--- START OF PROVIDED DATA ---

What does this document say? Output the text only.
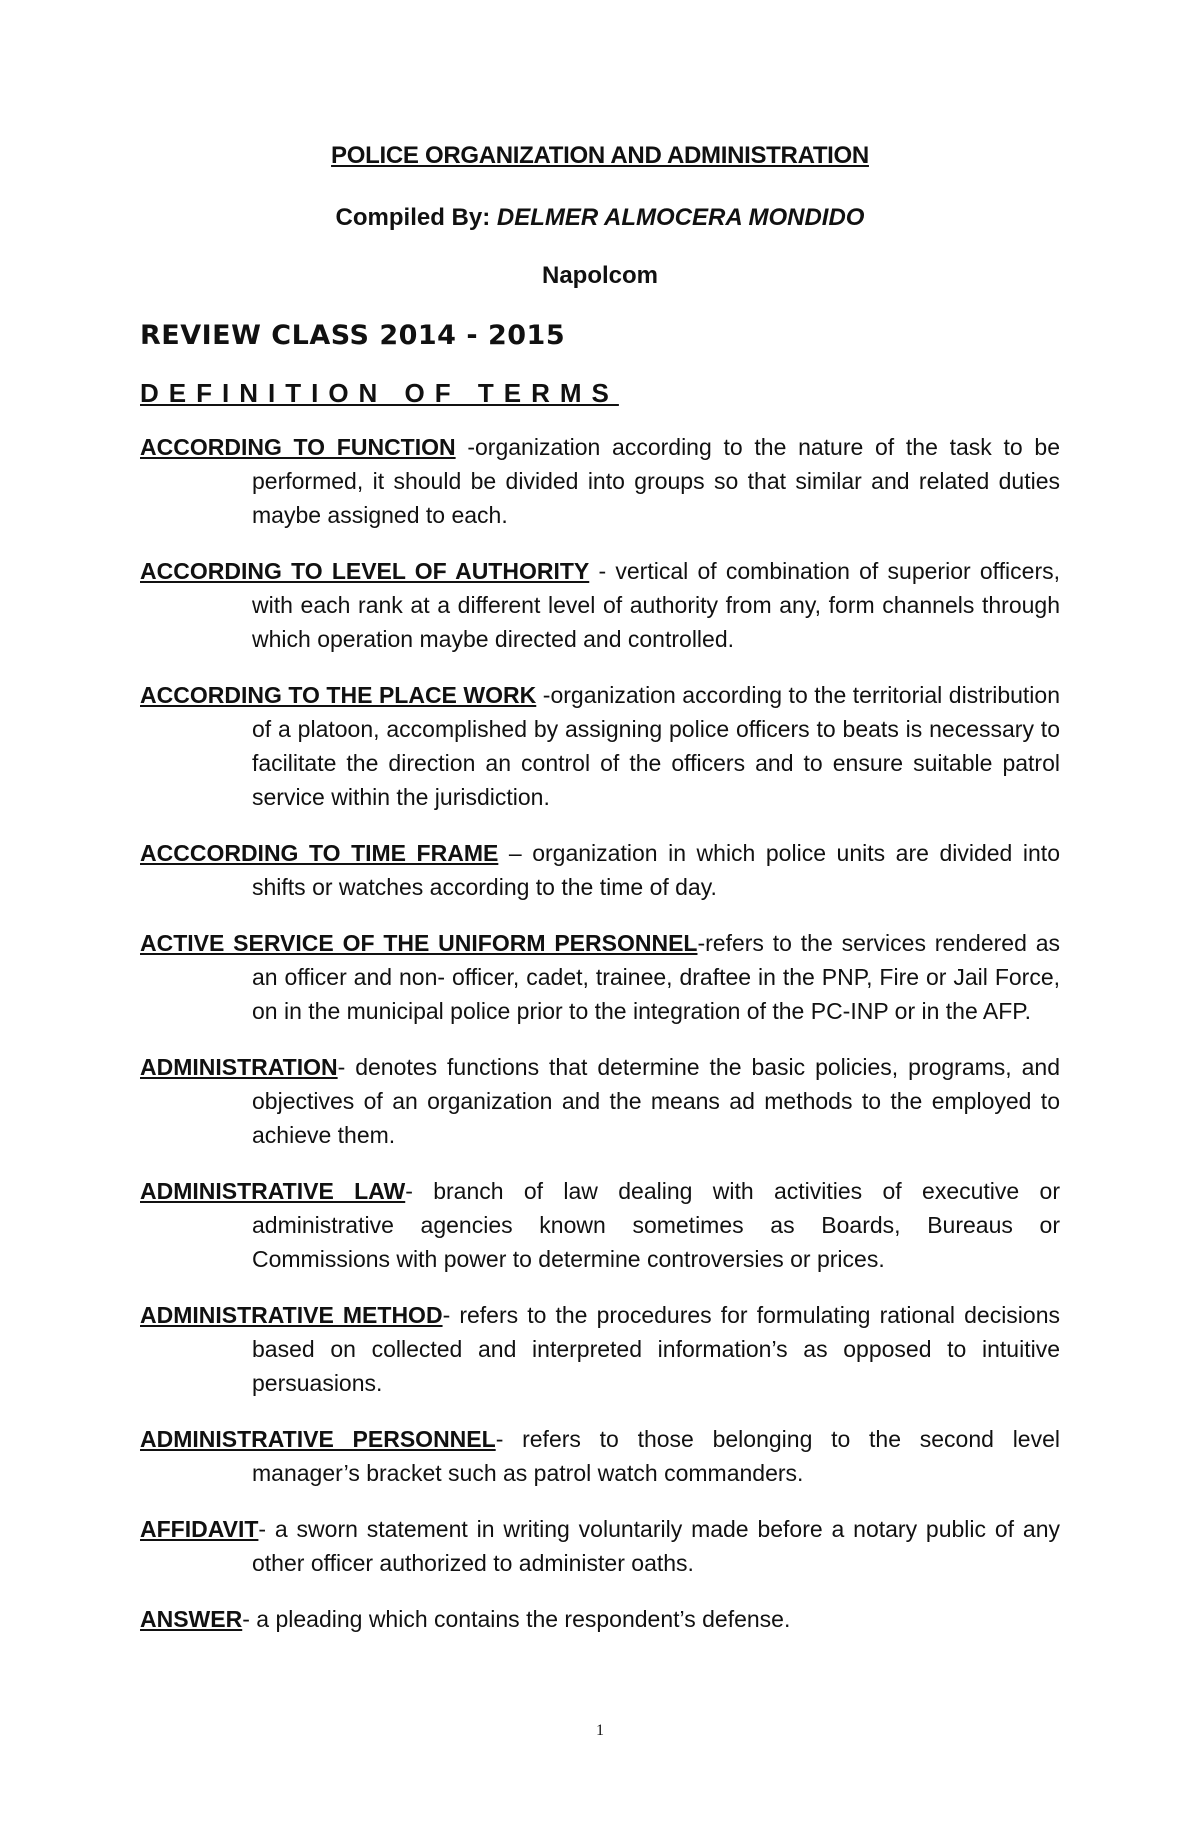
POLICE ORGANIZATION AND ADMINISTRATION
Compiled By: DELMER ALMOCERA MONDIDO
Napolcom
REVIEW CLASS 2014 - 2015
DEFINITION OF TERMS

ACCORDING TO FUNCTION -organization according to the nature of the task to be performed, it should be divided into groups so that similar and related duties maybe assigned to each.

ACCORDING TO LEVEL OF AUTHORITY - vertical of combination of superior officers, with each rank at a different level of authority from any, form channels through which operation maybe directed and controlled.

ACCORDING TO THE PLACE WORK -organization according to the territorial distribution of a platoon, accomplished by assigning police officers to beats is necessary to facilitate the direction an control of the officers and to ensure suitable patrol service within the jurisdiction.

ACCCORDING TO TIME FRAME – organization in which police units are divided into shifts or watches according to the time of day.

ACTIVE SERVICE OF THE UNIFORM PERSONNEL-refers to the services rendered as an officer and non- officer, cadet, trainee, draftee in the PNP, Fire or Jail Force, on in the municipal police prior to the integration of the PC-INP or in the AFP.

ADMINISTRATION- denotes functions that determine the basic policies, programs, and objectives of an organization and the means ad methods to the employed to achieve them.

ADMINISTRATIVE LAW- branch of law dealing with activities of executive or administrative agencies known sometimes as Boards, Bureaus or Commissions with power to determine controversies or prices.

ADMINISTRATIVE METHOD- refers to the procedures for formulating rational decisions based on collected and interpreted information’s as opposed to intuitive persuasions.

ADMINISTRATIVE PERSONNEL- refers to those belonging to the second level manager’s bracket such as patrol watch commanders.

AFFIDAVIT- a sworn statement in writing voluntarily made before a notary public of any other officer authorized to administer oaths.

ANSWER- a pleading which contains the respondent’s defense.

1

--- END OF PROVIDED DATA ---

GIVEN REQUEST. Leave out the pictures and transcribe the entries above exactly.

SOLUTION TO THIS PROBLEM.
What does this document say? Output the text only.
POLICE ORGANIZATION AND ADMINISTRATION
Compiled By: DELMER ALMOCERA MONDIDO
Napolcom
REVIEW CLASS 2014 - 2015
DEFINITION OF TERMS

ACCORDING TO FUNCTION -organization according to the nature of the task to be performed, it should be divided into groups so that similar and related duties maybe assigned to each.

ACCORDING TO LEVEL OF AUTHORITY - vertical of combination of superior officers, with each rank at a different level of authority from any, form channels through which operation maybe directed and controlled.

ACCORDING TO THE PLACE WORK -organization according to the territorial distribution of a platoon, accomplished by assigning police officers to beats is necessary to facilitate the direction an control of the officers and to ensure suitable patrol service within the jurisdiction.

ACCCORDING TO TIME FRAME – organization in which police units are divided into shifts or watches according to the time of day.

ACTIVE SERVICE OF THE UNIFORM PERSONNEL-refers to the services rendered as an officer and non- officer, cadet, trainee, draftee in the PNP, Fire or Jail Force, on in the municipal police prior to the integration of the PC-INP or in the AFP.

ADMINISTRATION- denotes functions that determine the basic policies, programs, and objectives of an organization and the means ad methods to the employed to achieve them.

ADMINISTRATIVE LAW- branch of law dealing with activities of executive or administrative agencies known sometimes as Boards, Bureaus or Commissions with power to determine controversies or prices.

ADMINISTRATIVE METHOD- refers to the procedures for formulating rational decisions based on collected and interpreted information’s as opposed to intuitive persuasions.

ADMINISTRATIVE PERSONNEL- refers to those belonging to the second level manager’s bracket such as patrol watch commanders.

AFFIDAVIT- a sworn statement in writing voluntarily made before a notary public of any other officer authorized to administer oaths.

ANSWER- a pleading which contains the respondent’s defense.

1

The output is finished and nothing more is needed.